Excerpts from a figure dataset
/---

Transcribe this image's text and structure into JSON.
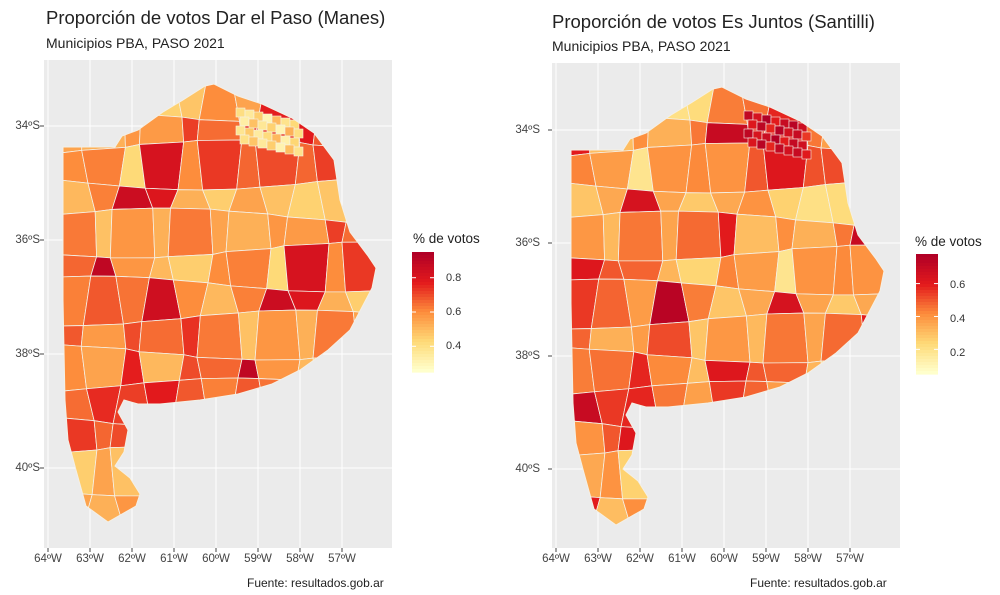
{
  "maps": [
    {
      "title": "Proporción de votos Dar el Paso (Manes)",
      "subtitle": "Municipios PBA, PASO 2021",
      "caption": "Fuente: resultados.gob.ar",
      "legend": {
        "title": "% de votos",
        "ticks": [
          "0.8",
          "0.6",
          "0.4"
        ],
        "tick_values": [
          0.8,
          0.6,
          0.4
        ],
        "range": [
          0.25,
          0.95
        ]
      },
      "y_ticks": [
        "34ºS",
        "36ºS",
        "38ºS",
        "40ºS"
      ],
      "x_ticks": [
        "64ºW",
        "63ºW",
        "62ºW",
        "61ºW",
        "60ºW",
        "59ºW",
        "58ºW",
        "57ºW"
      ],
      "values": [
        0.45,
        0.5,
        0.62,
        0.72,
        0.58,
        0.65,
        0.85,
        0.55,
        0.7,
        0.42,
        0.68,
        0.52,
        0.75,
        0.6,
        0.48,
        0.66,
        0.82,
        0.57,
        0.63,
        0.72,
        0.5,
        0.44,
        0.9,
        0.6,
        0.7,
        0.55,
        0.78,
        0.62,
        0.47,
        0.58,
        0.73,
        0.65,
        0.52,
        0.68,
        0.86,
        0.6,
        0.5,
        0.66,
        0.74,
        0.58,
        0.62,
        0.8,
        0.55,
        0.45,
        0.7,
        0.63,
        0.57,
        0.68,
        0.52,
        0.77,
        0.6,
        0.66,
        0.48,
        0.72,
        0.64
      ]
    },
    {
      "title": "Proporción de votos Es Juntos (Santilli)",
      "subtitle": "Municipios PBA, PASO 2021",
      "caption": "Fuente: resultados.gob.ar",
      "legend": {
        "title": "% de votos",
        "ticks": [
          "0.6",
          "0.4",
          "0.2"
        ],
        "tick_values": [
          0.6,
          0.4,
          0.2
        ],
        "range": [
          0.05,
          0.78
        ]
      },
      "y_ticks": [
        "34ºS",
        "36ºS",
        "38ºS",
        "40ºS"
      ],
      "x_ticks": [
        "64ºW",
        "63ºW",
        "62ºW",
        "61ºW",
        "60ºW",
        "59ºW",
        "58ºW",
        "57ºW"
      ],
      "values": [
        0.35,
        0.42,
        0.38,
        0.52,
        0.45,
        0.7,
        0.75,
        0.4,
        0.3,
        0.18,
        0.48,
        0.36,
        0.55,
        0.44,
        0.25,
        0.62,
        0.4,
        0.33,
        0.47,
        0.58,
        0.28,
        0.2,
        0.5,
        0.42,
        0.38,
        0.6,
        0.45,
        0.35,
        0.22,
        0.48,
        0.4,
        0.52,
        0.3,
        0.37,
        0.65,
        0.44,
        0.32,
        0.5,
        0.28,
        0.41,
        0.55,
        0.36,
        0.46,
        0.24,
        0.62,
        0.39,
        0.33,
        0.48,
        0.27,
        0.58,
        0.43,
        0.51,
        0.31,
        0.45,
        0.38
      ]
    }
  ]
}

\---

> _CHALLENGE_
Retype every entry verbatim and exclude the pictures from the copy.

> _FINAL RESULT_
Transcribe this image's text and structure into JSON.
{
  "maps": [
    {
      "title": "Proporción de votos Dar el Paso (Manes)",
      "subtitle": "Municipios PBA, PASO 2021",
      "caption": "Fuente: resultados.gob.ar",
      "legend": {
        "title": "% de votos",
        "ticks": [
          "0.8",
          "0.6",
          "0.4"
        ],
        "tick_values": [
          0.8,
          0.6,
          0.4
        ],
        "range": [
          0.25,
          0.95
        ]
      },
      "y_ticks": [
        "34ºS",
        "36ºS",
        "38ºS",
        "40ºS"
      ],
      "x_ticks": [
        "64ºW",
        "63ºW",
        "62ºW",
        "61ºW",
        "60ºW",
        "59ºW",
        "58ºW",
        "57ºW"
      ],
      "values": [
        0.45,
        0.5,
        0.62,
        0.72,
        0.58,
        0.65,
        0.85,
        0.55,
        0.7,
        0.42,
        0.68,
        0.52,
        0.75,
        0.6,
        0.48,
        0.66,
        0.82,
        0.57,
        0.63,
        0.72,
        0.5,
        0.44,
        0.9,
        0.6,
        0.7,
        0.55,
        0.78,
        0.62,
        0.47,
        0.58,
        0.73,
        0.65,
        0.52,
        0.68,
        0.86,
        0.6,
        0.5,
        0.66,
        0.74,
        0.58,
        0.62,
        0.8,
        0.55,
        0.45,
        0.7,
        0.63,
        0.57,
        0.68,
        0.52,
        0.77,
        0.6,
        0.66,
        0.48,
        0.72,
        0.64
      ]
    },
    {
      "title": "Proporción de votos Es Juntos (Santilli)",
      "subtitle": "Municipios PBA, PASO 2021",
      "caption": "Fuente: resultados.gob.ar",
      "legend": {
        "title": "% de votos",
        "ticks": [
          "0.6",
          "0.4",
          "0.2"
        ],
        "tick_values": [
          0.6,
          0.4,
          0.2
        ],
        "range": [
          0.05,
          0.78
        ]
      },
      "y_ticks": [
        "34ºS",
        "36ºS",
        "38ºS",
        "40ºS"
      ],
      "x_ticks": [
        "64ºW",
        "63ºW",
        "62ºW",
        "61ºW",
        "60ºW",
        "59ºW",
        "58ºW",
        "57ºW"
      ],
      "values": [
        0.35,
        0.42,
        0.38,
        0.52,
        0.45,
        0.7,
        0.75,
        0.4,
        0.3,
        0.18,
        0.48,
        0.36,
        0.55,
        0.44,
        0.25,
        0.62,
        0.4,
        0.33,
        0.47,
        0.58,
        0.28,
        0.2,
        0.5,
        0.42,
        0.38,
        0.6,
        0.45,
        0.35,
        0.22,
        0.48,
        0.4,
        0.52,
        0.3,
        0.37,
        0.65,
        0.44,
        0.32,
        0.5,
        0.28,
        0.41,
        0.55,
        0.36,
        0.46,
        0.24,
        0.62,
        0.39,
        0.33,
        0.48,
        0.27,
        0.58,
        0.43,
        0.51,
        0.31,
        0.45,
        0.38
      ]
    }
  ]
}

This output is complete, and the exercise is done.